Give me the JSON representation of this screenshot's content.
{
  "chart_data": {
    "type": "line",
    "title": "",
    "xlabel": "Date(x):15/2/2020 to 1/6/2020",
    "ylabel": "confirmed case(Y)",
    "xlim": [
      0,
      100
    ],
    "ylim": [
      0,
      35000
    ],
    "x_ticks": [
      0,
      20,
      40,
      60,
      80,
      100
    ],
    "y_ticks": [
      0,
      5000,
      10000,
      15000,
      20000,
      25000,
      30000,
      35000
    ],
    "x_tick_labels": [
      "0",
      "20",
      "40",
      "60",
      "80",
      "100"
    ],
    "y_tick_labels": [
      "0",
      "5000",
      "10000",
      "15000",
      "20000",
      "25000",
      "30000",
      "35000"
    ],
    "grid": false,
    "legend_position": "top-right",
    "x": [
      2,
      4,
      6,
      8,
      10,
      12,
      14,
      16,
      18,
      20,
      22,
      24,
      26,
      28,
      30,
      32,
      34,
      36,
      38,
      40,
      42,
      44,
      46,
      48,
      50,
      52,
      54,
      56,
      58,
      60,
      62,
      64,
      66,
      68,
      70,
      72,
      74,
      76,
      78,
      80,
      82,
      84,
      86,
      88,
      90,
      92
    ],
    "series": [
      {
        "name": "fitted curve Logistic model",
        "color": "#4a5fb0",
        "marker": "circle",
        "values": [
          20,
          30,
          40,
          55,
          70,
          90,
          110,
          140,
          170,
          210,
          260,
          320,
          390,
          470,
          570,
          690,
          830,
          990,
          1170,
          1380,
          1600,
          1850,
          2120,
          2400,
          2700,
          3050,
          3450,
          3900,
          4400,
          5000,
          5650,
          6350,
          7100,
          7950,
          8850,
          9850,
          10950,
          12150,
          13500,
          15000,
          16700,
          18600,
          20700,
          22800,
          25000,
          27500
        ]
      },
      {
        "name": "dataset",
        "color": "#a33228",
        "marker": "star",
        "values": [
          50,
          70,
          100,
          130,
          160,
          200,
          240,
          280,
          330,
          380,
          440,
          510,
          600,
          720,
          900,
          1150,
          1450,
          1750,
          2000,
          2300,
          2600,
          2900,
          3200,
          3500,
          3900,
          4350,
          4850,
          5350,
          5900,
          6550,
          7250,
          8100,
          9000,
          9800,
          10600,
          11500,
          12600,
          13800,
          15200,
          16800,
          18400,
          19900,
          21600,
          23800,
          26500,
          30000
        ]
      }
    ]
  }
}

☆ ☆ ☆ ☆ ☆ ☆ ☆

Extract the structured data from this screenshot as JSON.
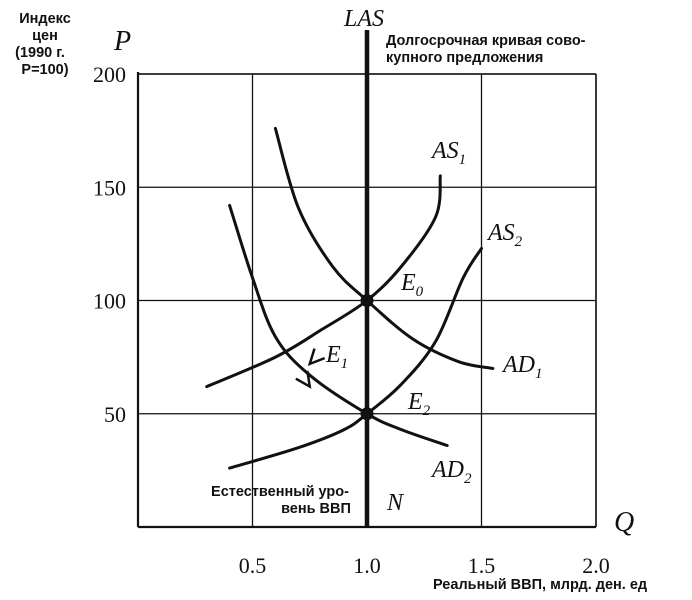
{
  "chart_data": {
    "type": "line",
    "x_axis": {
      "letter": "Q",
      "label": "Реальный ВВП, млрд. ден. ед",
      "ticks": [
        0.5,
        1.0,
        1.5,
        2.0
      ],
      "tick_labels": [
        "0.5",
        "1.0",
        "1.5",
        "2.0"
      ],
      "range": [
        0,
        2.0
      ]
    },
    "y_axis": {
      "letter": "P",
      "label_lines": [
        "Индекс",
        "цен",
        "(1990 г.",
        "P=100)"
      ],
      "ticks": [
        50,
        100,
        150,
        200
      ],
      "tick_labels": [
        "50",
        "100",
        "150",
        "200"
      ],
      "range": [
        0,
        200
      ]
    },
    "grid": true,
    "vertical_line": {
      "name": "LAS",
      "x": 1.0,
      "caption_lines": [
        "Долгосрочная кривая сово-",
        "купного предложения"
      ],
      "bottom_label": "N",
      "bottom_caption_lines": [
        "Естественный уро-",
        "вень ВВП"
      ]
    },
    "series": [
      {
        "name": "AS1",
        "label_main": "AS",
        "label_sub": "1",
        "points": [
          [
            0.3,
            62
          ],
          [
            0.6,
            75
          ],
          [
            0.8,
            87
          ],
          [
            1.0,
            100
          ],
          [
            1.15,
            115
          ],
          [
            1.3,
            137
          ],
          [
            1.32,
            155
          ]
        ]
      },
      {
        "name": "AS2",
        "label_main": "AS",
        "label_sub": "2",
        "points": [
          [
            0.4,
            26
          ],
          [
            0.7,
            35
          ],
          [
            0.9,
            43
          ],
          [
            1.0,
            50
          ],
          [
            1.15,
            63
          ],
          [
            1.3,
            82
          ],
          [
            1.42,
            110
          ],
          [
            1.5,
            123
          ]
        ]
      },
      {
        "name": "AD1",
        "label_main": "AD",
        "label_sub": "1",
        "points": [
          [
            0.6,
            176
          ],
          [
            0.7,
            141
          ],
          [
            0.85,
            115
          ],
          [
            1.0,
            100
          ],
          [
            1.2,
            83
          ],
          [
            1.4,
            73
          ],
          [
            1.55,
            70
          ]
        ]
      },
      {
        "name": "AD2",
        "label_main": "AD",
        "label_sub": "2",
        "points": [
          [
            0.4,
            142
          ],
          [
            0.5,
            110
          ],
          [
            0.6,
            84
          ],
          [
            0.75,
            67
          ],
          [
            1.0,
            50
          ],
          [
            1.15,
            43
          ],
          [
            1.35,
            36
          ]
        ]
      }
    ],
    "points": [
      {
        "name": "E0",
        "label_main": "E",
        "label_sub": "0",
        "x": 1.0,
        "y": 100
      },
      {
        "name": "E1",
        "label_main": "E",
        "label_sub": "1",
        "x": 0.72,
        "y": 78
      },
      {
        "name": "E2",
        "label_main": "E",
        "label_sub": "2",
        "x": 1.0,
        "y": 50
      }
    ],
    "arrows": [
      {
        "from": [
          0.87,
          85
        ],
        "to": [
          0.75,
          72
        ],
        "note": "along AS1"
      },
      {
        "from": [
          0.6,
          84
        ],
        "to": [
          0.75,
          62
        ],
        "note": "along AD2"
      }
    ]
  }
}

☆ ☆ ☆ ☆ ☆ ☆ ☆

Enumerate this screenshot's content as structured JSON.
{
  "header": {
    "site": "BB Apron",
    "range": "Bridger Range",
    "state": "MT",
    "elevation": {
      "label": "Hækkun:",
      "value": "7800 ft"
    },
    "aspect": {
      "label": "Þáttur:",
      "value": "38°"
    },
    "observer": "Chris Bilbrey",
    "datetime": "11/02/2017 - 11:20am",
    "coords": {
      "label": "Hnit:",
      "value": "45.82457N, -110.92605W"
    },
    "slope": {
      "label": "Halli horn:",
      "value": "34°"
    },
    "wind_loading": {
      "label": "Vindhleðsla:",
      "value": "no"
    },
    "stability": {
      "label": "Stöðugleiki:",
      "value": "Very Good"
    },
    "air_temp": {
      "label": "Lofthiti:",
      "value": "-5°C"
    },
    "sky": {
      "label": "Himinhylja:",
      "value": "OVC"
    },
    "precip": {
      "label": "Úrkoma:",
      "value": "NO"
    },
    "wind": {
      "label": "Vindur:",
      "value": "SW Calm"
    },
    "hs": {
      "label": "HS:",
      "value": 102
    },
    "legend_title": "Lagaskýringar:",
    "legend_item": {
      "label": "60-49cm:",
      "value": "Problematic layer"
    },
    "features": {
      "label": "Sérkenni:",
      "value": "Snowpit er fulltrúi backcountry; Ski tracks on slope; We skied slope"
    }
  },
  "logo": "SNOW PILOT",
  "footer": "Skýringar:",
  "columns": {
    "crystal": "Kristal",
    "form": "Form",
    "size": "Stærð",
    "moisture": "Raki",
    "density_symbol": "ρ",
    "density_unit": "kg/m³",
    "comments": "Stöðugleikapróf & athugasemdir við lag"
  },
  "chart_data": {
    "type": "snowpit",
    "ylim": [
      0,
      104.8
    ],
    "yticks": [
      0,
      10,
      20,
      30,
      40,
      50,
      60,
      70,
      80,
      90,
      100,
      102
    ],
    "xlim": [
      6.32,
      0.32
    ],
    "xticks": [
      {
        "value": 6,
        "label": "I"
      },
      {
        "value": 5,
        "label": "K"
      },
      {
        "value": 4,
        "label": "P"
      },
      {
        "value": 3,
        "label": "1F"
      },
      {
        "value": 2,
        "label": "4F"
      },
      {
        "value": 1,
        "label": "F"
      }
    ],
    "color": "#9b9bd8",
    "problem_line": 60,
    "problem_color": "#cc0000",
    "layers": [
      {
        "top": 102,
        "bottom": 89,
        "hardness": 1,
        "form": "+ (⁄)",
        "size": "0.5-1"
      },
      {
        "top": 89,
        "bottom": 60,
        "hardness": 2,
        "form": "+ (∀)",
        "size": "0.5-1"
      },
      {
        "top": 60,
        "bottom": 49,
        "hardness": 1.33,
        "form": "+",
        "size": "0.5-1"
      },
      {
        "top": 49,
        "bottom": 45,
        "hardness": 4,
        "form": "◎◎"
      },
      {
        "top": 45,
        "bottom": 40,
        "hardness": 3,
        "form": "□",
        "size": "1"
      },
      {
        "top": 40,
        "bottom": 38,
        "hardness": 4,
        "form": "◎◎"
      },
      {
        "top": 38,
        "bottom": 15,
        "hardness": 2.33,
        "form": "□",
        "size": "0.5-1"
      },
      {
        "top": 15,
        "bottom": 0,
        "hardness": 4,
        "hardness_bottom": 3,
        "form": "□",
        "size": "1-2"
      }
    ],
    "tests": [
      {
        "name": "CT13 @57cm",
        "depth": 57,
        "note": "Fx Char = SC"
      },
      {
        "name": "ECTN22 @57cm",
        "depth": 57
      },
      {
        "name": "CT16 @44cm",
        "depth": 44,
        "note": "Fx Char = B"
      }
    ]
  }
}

☆ ☆ ☆ ☆ ☆ ☆ ☆

» Your task
Choose all lines containing the string "note" and copy them out.

» Output below
        "note": "along AS1"
        "note": "along AD2"
        "note": "Fx Char = SC"
        "note": "Fx Char = B"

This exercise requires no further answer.